INSTRUCTIONS FOR THE TASK: Scan the records for the string "отлично"; copy each line where it occurs.

RECORDS SHOWN:
■ ■ ■ ■ ■

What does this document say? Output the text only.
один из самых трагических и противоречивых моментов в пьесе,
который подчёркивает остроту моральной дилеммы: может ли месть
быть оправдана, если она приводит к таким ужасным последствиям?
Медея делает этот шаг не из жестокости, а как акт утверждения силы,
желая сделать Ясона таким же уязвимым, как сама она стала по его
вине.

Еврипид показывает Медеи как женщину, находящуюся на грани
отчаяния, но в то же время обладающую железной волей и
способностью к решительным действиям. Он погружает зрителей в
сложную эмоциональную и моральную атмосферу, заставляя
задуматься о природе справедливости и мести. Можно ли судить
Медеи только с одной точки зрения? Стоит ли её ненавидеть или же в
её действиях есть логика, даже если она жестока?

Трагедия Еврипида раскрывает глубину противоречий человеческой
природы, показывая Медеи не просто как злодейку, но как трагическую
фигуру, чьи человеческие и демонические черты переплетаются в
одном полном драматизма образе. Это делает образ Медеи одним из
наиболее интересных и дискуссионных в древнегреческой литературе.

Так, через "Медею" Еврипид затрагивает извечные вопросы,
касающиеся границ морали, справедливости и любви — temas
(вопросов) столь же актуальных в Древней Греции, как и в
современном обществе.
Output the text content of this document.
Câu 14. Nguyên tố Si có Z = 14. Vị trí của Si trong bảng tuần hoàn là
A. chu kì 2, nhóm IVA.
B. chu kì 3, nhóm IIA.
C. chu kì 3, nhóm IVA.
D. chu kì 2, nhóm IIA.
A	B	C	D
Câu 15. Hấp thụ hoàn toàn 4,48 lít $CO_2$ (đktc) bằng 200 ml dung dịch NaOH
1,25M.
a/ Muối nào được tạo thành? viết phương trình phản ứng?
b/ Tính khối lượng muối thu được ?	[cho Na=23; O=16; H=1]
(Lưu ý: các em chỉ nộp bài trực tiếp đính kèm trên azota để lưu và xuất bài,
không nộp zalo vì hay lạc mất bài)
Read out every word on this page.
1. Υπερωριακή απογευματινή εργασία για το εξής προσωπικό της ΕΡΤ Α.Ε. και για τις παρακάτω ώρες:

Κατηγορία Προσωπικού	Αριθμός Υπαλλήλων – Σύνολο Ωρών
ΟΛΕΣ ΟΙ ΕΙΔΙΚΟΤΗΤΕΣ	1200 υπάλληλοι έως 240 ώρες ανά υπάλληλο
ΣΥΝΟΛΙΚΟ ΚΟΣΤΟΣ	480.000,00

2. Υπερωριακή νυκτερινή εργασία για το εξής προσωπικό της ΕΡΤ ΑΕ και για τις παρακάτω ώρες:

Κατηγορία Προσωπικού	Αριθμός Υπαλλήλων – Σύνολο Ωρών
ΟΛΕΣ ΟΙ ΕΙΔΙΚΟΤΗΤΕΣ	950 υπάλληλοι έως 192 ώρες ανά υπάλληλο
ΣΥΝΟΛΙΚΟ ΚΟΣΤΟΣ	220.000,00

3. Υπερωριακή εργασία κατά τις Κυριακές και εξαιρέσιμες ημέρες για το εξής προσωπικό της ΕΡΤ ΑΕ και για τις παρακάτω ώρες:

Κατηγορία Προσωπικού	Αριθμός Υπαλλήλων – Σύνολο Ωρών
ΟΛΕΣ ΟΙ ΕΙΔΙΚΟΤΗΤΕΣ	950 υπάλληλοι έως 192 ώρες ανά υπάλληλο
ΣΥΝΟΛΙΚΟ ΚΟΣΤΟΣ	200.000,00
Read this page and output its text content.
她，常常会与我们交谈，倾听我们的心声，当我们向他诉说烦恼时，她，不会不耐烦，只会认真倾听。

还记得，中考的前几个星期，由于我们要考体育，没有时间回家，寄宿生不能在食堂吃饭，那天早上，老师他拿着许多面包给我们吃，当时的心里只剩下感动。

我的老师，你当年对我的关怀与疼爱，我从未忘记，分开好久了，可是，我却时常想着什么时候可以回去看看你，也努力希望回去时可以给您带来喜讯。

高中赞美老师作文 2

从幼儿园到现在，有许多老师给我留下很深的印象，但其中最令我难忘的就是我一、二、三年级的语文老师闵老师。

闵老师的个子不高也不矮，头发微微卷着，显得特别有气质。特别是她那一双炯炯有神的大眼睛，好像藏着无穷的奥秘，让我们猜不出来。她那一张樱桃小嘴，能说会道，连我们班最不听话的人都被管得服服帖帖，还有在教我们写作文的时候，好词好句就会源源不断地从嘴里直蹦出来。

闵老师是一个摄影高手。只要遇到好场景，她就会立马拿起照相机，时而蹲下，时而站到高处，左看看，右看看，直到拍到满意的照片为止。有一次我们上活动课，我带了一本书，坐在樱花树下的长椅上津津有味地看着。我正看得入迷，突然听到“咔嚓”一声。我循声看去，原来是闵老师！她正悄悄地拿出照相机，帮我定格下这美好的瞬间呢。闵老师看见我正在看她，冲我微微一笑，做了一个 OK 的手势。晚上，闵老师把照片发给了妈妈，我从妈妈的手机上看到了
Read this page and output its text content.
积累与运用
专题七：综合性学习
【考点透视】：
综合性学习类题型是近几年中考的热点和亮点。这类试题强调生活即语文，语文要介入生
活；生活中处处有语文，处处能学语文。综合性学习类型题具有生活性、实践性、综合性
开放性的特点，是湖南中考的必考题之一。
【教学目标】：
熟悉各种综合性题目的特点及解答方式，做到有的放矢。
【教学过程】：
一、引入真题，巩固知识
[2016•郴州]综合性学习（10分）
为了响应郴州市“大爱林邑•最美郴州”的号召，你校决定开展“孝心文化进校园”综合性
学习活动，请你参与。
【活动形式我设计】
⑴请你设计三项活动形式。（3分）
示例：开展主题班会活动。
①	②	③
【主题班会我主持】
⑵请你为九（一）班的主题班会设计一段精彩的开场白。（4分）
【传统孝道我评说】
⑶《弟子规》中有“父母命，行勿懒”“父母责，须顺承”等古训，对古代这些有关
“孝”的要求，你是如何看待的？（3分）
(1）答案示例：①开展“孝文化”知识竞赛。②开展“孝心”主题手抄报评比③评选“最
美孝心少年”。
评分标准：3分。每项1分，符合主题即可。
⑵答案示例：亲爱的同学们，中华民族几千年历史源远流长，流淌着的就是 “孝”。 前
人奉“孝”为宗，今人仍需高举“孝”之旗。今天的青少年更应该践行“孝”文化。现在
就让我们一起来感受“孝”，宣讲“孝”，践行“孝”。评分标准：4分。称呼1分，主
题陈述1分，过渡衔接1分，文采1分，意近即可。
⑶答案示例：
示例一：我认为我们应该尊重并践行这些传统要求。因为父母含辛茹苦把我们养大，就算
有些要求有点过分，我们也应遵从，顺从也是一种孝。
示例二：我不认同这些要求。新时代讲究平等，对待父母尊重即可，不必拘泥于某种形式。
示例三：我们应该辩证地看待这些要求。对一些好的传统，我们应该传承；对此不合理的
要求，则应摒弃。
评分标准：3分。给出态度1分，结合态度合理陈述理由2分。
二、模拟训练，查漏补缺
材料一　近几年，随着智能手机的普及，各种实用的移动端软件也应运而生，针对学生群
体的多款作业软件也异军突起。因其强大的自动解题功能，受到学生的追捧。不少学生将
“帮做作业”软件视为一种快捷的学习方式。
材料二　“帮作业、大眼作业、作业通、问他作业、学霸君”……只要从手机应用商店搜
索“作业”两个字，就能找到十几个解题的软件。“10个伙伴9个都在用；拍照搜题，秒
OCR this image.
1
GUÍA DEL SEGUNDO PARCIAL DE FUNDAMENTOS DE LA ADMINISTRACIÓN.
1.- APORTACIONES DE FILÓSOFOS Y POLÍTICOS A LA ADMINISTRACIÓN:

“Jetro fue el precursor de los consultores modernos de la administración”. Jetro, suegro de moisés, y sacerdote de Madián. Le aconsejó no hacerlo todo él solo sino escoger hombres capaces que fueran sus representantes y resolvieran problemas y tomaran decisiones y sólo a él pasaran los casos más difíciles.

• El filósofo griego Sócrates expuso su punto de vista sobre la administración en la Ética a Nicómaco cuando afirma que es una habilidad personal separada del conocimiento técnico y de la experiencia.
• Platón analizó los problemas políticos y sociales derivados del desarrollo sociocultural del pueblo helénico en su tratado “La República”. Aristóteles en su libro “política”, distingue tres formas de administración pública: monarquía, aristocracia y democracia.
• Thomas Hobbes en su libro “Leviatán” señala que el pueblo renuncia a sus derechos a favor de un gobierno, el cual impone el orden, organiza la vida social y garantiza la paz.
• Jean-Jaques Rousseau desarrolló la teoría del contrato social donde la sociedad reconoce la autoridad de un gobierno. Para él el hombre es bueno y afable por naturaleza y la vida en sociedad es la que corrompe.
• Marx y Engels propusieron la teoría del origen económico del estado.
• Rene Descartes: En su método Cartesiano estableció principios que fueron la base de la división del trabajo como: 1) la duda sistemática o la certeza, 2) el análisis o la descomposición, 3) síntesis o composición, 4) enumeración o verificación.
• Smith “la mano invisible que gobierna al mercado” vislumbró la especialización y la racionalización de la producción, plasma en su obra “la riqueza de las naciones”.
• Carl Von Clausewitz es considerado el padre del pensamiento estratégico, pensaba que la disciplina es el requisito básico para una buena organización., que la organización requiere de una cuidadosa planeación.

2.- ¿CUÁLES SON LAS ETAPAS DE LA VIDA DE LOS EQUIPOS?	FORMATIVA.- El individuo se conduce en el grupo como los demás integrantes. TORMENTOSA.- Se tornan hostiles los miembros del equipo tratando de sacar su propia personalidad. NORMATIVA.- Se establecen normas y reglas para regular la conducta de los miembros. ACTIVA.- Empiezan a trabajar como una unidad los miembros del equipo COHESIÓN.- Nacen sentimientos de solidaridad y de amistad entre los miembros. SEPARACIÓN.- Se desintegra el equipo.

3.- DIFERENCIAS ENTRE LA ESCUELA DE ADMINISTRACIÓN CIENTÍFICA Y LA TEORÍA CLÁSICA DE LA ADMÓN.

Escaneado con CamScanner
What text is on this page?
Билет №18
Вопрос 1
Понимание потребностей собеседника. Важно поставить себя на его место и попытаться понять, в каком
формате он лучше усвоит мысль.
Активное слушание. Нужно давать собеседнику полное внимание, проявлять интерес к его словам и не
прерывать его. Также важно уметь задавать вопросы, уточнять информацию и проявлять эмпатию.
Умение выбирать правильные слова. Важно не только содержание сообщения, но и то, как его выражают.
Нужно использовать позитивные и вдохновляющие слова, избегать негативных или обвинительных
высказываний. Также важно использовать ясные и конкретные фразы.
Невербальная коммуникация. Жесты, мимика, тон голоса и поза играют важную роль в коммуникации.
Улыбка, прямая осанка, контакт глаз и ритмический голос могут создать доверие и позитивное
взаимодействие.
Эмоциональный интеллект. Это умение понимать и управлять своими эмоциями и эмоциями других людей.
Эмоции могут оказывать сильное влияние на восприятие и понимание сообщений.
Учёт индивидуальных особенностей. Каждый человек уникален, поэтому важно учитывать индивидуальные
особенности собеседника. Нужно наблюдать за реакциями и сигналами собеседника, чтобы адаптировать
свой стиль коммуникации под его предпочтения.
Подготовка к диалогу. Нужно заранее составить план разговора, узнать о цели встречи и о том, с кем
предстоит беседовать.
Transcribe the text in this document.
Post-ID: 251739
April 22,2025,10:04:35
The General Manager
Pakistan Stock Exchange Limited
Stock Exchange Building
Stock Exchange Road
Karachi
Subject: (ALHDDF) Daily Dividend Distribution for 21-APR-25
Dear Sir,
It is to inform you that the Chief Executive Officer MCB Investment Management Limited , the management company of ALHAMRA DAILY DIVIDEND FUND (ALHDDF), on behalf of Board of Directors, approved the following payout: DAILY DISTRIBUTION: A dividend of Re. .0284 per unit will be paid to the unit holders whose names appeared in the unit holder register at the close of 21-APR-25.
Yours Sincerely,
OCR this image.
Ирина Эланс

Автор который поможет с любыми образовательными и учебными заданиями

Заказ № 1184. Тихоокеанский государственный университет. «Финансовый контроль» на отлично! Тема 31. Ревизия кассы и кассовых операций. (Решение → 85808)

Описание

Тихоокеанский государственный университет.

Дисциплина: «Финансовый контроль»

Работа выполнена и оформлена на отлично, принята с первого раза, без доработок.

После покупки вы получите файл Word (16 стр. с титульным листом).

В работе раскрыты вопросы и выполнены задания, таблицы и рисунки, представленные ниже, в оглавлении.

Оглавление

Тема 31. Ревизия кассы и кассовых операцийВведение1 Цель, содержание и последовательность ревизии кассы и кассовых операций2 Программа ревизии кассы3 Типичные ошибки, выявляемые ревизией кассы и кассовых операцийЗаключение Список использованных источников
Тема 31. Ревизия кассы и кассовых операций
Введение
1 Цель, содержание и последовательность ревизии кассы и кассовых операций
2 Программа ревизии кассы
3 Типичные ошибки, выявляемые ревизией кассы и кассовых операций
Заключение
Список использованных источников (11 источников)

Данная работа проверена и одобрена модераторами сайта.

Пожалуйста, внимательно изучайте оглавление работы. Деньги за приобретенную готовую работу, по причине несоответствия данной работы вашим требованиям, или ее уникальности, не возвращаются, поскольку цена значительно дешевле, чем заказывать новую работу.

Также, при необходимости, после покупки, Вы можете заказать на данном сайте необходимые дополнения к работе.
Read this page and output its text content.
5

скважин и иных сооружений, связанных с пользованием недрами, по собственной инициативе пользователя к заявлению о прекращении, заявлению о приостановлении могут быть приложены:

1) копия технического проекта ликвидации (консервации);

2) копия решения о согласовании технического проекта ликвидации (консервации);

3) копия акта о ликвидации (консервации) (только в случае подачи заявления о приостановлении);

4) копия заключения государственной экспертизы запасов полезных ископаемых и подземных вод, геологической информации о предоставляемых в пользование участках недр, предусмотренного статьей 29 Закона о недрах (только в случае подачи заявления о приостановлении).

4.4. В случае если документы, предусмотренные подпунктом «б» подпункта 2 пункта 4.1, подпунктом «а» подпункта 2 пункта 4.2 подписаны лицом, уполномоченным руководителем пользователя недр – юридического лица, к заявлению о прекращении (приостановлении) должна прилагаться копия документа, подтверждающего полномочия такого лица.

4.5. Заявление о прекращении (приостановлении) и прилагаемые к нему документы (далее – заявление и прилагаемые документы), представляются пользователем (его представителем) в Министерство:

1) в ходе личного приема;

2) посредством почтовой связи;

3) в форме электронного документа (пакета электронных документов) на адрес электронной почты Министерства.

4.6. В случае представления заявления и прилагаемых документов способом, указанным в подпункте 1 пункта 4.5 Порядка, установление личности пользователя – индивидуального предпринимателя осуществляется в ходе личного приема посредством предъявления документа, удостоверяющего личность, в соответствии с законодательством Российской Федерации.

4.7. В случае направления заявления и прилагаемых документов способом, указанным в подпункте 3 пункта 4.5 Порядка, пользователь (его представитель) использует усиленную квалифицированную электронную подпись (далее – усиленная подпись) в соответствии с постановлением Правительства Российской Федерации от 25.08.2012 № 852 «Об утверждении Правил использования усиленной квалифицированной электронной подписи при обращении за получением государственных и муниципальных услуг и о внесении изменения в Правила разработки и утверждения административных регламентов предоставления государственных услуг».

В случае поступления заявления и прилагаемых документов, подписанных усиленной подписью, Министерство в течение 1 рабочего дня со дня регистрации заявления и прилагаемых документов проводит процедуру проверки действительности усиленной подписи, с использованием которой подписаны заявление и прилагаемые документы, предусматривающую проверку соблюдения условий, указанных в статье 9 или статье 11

■ ■ ■ ■ ■

RESULT BELOW:
Заказ № 1184. Тихоокеанский государственный университет. «Финансовый контроль» на отлично! Тема 31. Ревизия кассы и кассовых операций. (Решение → 85808)
Работа выполнена и оформлена на отлично, принята с первого раза, без доработок.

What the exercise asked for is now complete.